— Start DATA TO PROCESS —

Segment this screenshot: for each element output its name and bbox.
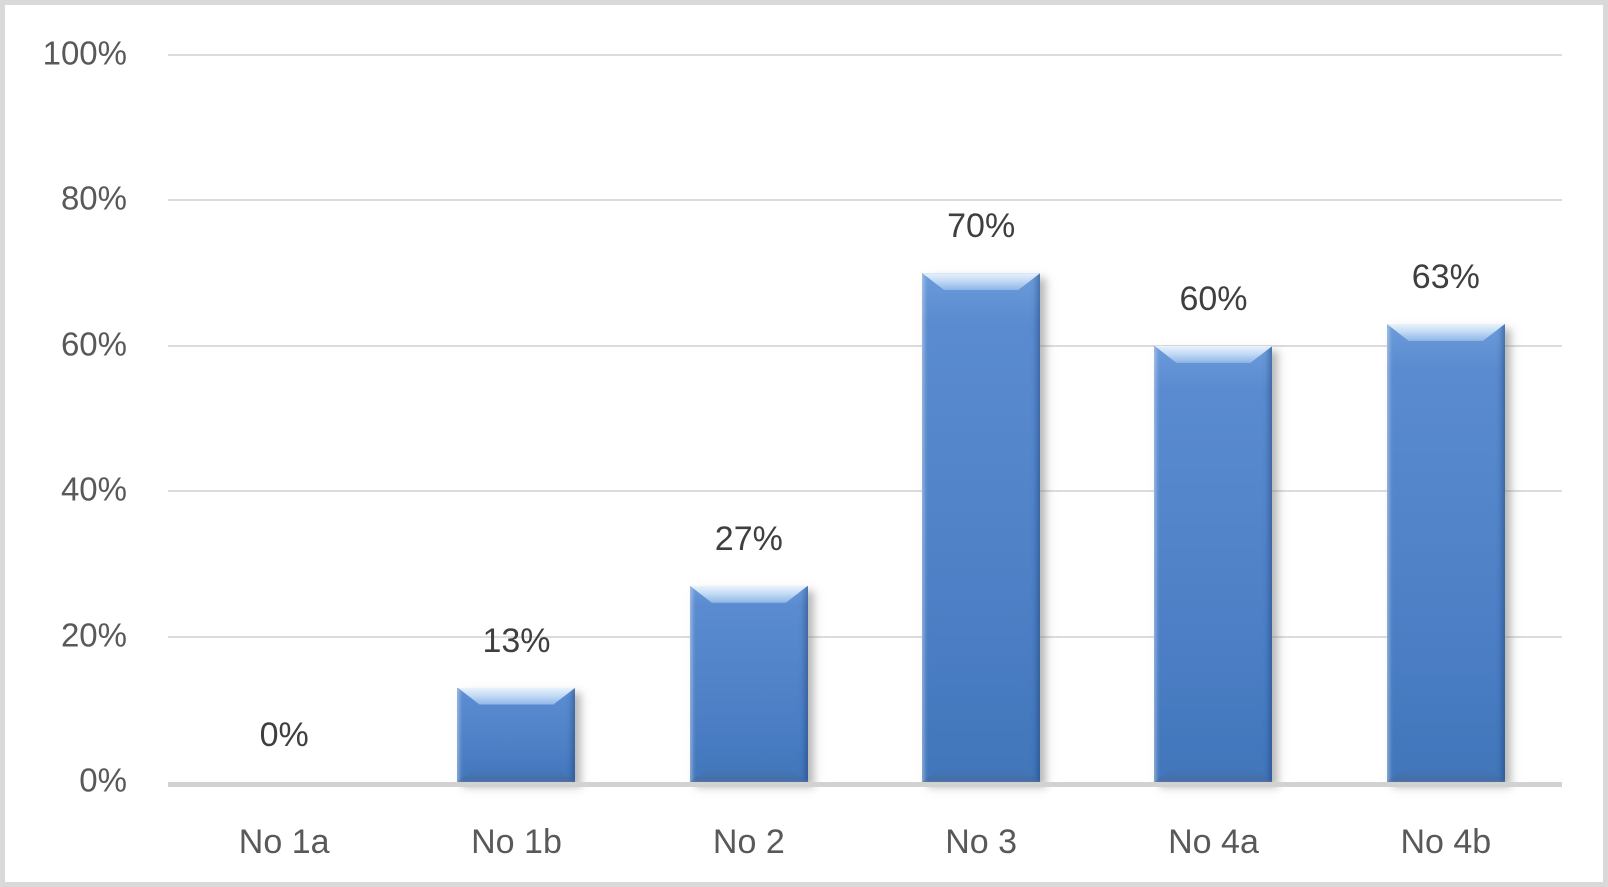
bar-data-label: 63% xyxy=(1411,258,1480,296)
x-category-label: No 4a xyxy=(1168,823,1259,861)
bar xyxy=(1386,324,1505,782)
x-axis-line xyxy=(168,782,1562,787)
y-tick-label: 60% xyxy=(60,325,127,363)
y-tick-label: 80% xyxy=(60,179,127,217)
bar xyxy=(689,585,808,782)
bar-data-label: 27% xyxy=(714,519,783,558)
category-slot: 13% No 1b xyxy=(400,55,632,861)
category-slot: 27% No 2 xyxy=(633,55,865,861)
category-slot: 0% No 1a xyxy=(168,55,400,861)
gridline xyxy=(168,344,1562,347)
x-category-label: No 1a xyxy=(238,823,330,861)
bar-data-label: 70% xyxy=(947,207,1016,246)
bar xyxy=(922,273,1041,782)
x-category-label: No 1b xyxy=(471,823,562,861)
bar-data-label: 0% xyxy=(259,716,309,754)
x-category-label: No 2 xyxy=(712,823,785,861)
y-tick-label: 40% xyxy=(60,470,127,508)
category-slot: 60% No 4a xyxy=(1097,55,1329,861)
x-category-label: No 4b xyxy=(1400,823,1492,861)
y-tick-label: 0% xyxy=(79,761,127,799)
y-tick-label: 20% xyxy=(60,616,127,654)
plot-area: 0% No 1a 13% No 1b 27% No 2 70% No 3 60% No 4a 63%… xyxy=(168,54,1562,861)
bar xyxy=(457,687,576,782)
x-category-label: No 3 xyxy=(945,823,1018,861)
category-slot: 70% No 3 xyxy=(865,55,1097,861)
gridline xyxy=(168,490,1562,493)
bar-data-label: 60% xyxy=(1179,279,1248,318)
gridline xyxy=(168,54,1562,56)
y-tick-label: 100% xyxy=(42,34,127,72)
bar-data-label: 13% xyxy=(482,621,551,660)
category-slot: 63% No 4b xyxy=(1330,55,1562,861)
gridline xyxy=(168,635,1562,638)
bar xyxy=(1154,345,1273,782)
gridline xyxy=(168,199,1562,202)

— End DATA TO PROCESS —

## GIVEN PROBLEM
Reproduce the entries above word for word, beginning at the line that contains "bar-data-label: 63% xyxy=(1411,258,1480,296)" and stopping after the line that contains "bar xyxy=(922,273,1041,782)".

## CORRECT RESPONSE
bar-data-label: 63% xyxy=(1411,258,1480,296)
x-category-label: No 4a xyxy=(1168,823,1259,861)
bar xyxy=(1386,324,1505,782)
x-axis-line xyxy=(168,782,1562,787)
y-tick-label: 60% xyxy=(60,325,127,363)
y-tick-label: 80% xyxy=(60,179,127,217)
bar xyxy=(689,585,808,782)
bar-data-label: 27% xyxy=(714,519,783,558)
category-slot: 13% No 1b xyxy=(400,55,632,861)
category-slot: 27% No 2 xyxy=(633,55,865,861)
category-slot: 0% No 1a xyxy=(168,55,400,861)
gridline xyxy=(168,344,1562,347)
x-category-label: No 1a xyxy=(238,823,330,861)
bar-data-label: 70% xyxy=(947,207,1016,246)
bar xyxy=(922,273,1041,782)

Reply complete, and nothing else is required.